--- EXERCISES ---
1. In the article on the Pulse nightclub memorial, what does Norman Casiano say should be made on the site if something must be built there?
2. Write the next few paragraphs of the article on the Pulse nightclub memorial, picking up after its final quoted sentence.

--- EXTRACT ---
***

By Joachim Roncin + TacTac – File:Je suis Charlie.svg + https://twitter.com/TacTac_/status/741985715039440897, Public Domain, Link

August 13, 2019; Orlando Sentinel

In the wake of the Pulse nightclub shooting three years ago in Florida, the onePULSE Foundation was established to memorialize those who died. But even as the organization moves forward with plans for a museum, a small but growing part of the community is showing resistance. Some worry the nonprofit’s approach is exploitive and inappropriate—in fact, some even think the site should be razed.

“What they’re doing makes [the site] a mockery rather than somewhere you can reflect and have peace,” said Norman Casiano, a 29-year-old survivor of the attack who said he is still dealing with intense pain from gunshots to his lower back and the anguish of losing two friends.

“They’re talking about a theme-park environment where you buy memorabilia…. I would love to see the actual Pulse club completely torn down. If something needed to be made on the site, have it be a remembrance garden with beautiful trees and flowers.”

***

--- GIVEN ENTRIES ---
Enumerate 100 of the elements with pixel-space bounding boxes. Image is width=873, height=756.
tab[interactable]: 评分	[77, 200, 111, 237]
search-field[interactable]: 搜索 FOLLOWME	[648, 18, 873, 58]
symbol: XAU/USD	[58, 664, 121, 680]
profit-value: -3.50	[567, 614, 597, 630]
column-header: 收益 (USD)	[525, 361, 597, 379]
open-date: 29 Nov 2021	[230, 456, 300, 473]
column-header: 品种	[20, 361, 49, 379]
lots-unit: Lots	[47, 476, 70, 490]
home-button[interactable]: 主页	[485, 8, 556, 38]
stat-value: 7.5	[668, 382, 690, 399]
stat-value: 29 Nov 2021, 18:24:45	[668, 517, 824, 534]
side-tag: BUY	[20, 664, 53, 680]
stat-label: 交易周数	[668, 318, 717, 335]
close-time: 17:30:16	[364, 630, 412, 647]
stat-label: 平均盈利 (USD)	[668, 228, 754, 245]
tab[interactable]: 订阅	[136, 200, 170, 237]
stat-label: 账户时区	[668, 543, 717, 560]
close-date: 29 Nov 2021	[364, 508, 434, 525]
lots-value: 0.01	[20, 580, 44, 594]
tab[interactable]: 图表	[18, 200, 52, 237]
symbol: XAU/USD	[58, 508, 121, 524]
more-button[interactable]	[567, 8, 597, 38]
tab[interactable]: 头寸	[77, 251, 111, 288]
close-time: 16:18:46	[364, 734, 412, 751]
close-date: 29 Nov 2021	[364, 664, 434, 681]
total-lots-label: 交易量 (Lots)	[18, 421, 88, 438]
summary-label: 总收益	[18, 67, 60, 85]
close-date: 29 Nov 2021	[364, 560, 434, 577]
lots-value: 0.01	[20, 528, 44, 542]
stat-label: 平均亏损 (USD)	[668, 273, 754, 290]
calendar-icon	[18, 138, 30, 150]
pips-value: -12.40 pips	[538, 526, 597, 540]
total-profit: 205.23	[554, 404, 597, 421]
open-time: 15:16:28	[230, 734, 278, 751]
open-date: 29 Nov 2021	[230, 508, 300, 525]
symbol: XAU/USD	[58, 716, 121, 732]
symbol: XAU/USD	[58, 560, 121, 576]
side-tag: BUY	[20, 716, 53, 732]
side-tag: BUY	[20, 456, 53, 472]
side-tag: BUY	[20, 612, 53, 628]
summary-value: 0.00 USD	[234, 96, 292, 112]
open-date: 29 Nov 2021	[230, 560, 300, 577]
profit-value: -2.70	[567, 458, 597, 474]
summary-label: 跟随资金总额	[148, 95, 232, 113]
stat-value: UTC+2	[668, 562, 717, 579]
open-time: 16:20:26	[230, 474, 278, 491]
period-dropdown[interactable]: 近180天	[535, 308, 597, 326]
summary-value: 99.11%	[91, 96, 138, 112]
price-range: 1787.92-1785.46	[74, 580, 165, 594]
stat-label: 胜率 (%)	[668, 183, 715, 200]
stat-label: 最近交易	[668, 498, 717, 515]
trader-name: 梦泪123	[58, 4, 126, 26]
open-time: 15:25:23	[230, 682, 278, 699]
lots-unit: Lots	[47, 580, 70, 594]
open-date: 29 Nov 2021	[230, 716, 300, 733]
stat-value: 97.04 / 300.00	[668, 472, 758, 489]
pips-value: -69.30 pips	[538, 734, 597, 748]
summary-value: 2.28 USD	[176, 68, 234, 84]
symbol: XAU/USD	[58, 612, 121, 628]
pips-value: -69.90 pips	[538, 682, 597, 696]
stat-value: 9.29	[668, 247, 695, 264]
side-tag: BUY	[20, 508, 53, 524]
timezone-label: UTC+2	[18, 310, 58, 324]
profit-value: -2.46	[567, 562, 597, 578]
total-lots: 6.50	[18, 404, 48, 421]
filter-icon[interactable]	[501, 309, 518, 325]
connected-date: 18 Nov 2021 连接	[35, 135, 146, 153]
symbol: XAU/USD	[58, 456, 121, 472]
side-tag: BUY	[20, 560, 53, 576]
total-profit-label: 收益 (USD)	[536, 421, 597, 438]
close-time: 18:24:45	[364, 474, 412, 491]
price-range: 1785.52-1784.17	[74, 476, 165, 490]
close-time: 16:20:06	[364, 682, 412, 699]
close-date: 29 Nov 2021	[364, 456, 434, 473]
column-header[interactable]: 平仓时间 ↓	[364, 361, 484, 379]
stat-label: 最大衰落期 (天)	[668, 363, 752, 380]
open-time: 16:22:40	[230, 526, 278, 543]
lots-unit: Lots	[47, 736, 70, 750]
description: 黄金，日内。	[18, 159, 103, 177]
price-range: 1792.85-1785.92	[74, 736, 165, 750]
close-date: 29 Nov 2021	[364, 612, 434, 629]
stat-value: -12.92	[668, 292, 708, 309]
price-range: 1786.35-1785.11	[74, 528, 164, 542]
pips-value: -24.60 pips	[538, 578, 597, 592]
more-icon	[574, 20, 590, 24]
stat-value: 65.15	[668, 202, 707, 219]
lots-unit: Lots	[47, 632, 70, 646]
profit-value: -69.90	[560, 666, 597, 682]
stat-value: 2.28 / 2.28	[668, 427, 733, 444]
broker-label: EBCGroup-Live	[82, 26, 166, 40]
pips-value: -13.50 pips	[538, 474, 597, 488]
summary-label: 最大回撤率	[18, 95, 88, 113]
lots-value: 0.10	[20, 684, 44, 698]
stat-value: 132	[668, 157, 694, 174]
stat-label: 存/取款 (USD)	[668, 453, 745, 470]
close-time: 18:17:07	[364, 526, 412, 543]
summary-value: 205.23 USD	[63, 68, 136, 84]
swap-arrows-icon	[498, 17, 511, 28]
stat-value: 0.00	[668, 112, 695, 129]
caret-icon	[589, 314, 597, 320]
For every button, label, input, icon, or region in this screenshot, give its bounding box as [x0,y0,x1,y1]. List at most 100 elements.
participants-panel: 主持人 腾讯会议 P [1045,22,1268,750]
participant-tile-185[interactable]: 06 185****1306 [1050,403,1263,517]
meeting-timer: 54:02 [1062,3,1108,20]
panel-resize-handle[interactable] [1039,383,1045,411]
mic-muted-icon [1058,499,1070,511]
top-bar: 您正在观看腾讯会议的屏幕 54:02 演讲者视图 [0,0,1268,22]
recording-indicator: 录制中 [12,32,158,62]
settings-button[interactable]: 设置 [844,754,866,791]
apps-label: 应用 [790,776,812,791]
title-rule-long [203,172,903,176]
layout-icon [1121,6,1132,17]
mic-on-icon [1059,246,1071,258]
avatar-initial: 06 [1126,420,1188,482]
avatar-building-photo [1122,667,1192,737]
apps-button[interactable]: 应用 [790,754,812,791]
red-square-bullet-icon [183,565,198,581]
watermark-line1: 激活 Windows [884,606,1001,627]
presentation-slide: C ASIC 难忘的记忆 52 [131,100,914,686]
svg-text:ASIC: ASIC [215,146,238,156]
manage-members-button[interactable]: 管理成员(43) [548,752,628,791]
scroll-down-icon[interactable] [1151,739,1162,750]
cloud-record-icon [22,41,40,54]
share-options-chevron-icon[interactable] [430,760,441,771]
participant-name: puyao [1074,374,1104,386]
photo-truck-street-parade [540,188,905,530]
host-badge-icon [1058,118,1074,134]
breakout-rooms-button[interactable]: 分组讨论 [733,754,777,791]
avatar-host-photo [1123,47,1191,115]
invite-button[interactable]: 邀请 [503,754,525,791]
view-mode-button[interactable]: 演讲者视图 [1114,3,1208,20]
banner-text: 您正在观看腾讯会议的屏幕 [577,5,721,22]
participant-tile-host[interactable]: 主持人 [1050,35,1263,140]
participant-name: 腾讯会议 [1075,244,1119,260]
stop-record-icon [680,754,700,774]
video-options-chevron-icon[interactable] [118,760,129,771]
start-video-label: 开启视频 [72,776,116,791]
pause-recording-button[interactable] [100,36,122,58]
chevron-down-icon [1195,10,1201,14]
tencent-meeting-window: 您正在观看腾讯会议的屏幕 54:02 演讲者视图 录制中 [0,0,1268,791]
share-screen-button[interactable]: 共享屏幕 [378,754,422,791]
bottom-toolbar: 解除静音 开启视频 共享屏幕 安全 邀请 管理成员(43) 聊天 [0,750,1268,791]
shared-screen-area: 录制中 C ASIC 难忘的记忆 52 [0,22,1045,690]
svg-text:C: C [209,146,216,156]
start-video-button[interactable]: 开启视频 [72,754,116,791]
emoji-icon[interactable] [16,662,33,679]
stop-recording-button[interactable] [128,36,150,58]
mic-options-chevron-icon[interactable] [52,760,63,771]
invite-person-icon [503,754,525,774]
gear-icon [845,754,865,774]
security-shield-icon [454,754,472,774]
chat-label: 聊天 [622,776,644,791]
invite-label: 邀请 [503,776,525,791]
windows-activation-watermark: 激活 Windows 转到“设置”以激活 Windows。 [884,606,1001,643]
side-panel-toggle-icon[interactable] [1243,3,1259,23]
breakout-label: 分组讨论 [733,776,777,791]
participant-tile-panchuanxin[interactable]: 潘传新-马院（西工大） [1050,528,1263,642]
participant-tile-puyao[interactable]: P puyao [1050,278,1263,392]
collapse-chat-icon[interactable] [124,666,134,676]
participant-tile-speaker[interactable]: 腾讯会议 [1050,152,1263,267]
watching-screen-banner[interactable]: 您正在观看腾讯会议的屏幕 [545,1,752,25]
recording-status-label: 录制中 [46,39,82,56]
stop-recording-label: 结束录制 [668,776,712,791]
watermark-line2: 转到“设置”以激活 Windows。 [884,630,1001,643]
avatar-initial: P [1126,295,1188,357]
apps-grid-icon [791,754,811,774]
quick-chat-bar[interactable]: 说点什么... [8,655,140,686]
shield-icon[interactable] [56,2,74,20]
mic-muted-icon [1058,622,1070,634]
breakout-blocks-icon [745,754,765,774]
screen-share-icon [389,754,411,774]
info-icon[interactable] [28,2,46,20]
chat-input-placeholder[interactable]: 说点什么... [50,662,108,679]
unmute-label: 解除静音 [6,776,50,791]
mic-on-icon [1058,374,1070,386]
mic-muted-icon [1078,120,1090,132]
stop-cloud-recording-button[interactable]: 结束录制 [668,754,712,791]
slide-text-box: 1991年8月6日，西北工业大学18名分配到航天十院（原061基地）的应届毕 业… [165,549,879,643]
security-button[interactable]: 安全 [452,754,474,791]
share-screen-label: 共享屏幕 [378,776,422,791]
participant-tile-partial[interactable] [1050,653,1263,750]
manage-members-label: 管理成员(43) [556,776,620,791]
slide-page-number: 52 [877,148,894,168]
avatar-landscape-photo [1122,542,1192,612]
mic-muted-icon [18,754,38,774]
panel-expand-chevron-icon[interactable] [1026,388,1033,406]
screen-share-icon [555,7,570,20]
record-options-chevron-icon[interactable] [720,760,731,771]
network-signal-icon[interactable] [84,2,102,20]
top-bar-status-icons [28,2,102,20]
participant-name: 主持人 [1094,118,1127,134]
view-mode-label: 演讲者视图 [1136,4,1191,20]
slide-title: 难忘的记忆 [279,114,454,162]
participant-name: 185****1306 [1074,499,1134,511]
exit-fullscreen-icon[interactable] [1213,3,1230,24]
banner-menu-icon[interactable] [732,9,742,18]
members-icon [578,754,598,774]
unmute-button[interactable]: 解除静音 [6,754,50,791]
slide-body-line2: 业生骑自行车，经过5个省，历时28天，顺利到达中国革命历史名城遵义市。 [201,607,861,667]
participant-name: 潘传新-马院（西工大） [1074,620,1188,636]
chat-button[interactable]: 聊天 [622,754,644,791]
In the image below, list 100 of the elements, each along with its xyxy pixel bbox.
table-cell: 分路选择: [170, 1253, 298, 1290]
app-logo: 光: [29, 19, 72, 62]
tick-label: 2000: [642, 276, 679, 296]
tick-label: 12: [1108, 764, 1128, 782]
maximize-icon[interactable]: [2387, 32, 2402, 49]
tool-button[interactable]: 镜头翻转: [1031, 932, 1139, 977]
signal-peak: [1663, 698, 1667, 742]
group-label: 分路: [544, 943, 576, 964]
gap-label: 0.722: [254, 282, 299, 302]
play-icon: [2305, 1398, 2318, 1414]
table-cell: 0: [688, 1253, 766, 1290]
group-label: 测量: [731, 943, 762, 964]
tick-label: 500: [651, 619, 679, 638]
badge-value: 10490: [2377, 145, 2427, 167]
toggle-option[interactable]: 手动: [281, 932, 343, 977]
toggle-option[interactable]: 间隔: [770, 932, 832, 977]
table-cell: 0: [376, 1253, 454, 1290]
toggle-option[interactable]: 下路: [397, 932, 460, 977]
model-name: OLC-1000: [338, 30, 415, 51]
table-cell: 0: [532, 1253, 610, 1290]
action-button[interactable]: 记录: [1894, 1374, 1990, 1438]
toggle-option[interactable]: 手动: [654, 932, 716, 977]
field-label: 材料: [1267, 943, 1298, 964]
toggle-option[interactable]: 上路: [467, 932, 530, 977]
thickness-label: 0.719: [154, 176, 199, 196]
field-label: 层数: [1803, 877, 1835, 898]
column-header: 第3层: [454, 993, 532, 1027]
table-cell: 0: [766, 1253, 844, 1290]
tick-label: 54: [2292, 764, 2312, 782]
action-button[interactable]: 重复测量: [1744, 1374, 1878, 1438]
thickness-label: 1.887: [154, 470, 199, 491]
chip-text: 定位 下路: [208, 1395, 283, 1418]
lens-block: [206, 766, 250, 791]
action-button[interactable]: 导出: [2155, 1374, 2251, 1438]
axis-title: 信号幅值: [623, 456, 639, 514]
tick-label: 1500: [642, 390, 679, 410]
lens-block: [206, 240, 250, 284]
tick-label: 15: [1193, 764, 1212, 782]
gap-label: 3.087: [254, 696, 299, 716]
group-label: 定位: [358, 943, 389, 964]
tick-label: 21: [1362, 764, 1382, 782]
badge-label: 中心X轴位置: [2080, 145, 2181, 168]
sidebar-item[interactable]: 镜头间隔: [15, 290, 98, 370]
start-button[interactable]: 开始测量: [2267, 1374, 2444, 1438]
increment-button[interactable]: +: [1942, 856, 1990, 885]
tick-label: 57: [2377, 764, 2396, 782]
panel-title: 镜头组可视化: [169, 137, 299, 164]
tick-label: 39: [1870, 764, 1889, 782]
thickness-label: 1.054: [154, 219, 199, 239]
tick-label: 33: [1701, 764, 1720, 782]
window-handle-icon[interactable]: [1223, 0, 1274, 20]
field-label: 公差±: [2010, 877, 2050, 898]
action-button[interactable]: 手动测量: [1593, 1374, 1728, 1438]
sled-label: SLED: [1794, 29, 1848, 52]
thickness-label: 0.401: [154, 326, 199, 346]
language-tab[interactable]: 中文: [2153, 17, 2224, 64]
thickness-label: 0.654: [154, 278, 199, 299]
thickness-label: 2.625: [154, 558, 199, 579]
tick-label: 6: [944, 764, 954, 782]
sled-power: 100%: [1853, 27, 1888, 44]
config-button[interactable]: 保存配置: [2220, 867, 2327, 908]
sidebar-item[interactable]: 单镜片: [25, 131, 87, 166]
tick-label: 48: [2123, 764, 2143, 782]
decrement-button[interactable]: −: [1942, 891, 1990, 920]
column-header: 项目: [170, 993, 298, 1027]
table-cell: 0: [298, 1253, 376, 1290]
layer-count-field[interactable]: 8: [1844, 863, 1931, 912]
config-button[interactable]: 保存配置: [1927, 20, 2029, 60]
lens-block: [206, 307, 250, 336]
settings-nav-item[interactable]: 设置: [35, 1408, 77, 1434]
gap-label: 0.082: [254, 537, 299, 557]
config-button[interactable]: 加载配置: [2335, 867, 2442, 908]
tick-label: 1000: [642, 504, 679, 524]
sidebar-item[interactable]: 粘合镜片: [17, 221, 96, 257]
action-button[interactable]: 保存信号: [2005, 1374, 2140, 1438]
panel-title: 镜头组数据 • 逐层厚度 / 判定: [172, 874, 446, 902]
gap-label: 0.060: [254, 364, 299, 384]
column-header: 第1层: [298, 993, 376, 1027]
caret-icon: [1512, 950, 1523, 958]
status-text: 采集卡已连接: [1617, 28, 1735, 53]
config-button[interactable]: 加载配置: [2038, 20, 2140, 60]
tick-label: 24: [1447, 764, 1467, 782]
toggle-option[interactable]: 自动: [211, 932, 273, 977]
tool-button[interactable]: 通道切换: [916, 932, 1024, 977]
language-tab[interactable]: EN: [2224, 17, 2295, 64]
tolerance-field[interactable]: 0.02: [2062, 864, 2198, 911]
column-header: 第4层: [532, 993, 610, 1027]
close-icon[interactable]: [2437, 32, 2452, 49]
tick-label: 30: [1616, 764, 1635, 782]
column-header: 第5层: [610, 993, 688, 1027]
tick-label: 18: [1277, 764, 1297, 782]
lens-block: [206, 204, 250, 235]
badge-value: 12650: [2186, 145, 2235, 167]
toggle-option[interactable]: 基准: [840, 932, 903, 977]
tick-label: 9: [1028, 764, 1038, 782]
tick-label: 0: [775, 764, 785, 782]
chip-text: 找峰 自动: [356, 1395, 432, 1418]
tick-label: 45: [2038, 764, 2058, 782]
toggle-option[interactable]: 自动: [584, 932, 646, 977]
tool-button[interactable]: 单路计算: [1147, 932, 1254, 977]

***

--- EXERCISE ANSWERS ---
1. A remembrance garden with beautiful trees and flowers.

2.
The Community Coalition Against a Pulse Museum came together at the end of July, after calls for accountability began to surface. Some of those calls were for an audit, which is now posted on the organization’s site, but it is unclear how helpful that will be in calming the troubled waters, since it reveals that Barbara Poma, the foundation’s CEO and the nightclub’s former co-owner, is listed with a salary of $110,000 even as she and her husband are being sued for negligence by some survivors.

“She’s making a hefty salary off my son’s death,” said Christine Leinonen, whose son, Christopher “Drew” Leinonen, was killed in the shooting.

The city of Orlando had wanted to buy the site for a memorial it would control, but Poma went back on an agreement she’d made to sell. “I had learned that other memorials and museums were not done by municipalities,” Poma said. “I had done some research and realized that Oklahoma City was done by a foundation, by a nonprofit, that was not the government, even though it was a government building and they had partnerships with municipalities.”

Poma explained that the club itself was launched in tribute to her brother, who died of AIDS almost 30 years ago. About the memorial, she observes, “I loved Pulse. I loved the community I served and knew. It was a community I was part of for so long…it’s something I knew I was called to do.”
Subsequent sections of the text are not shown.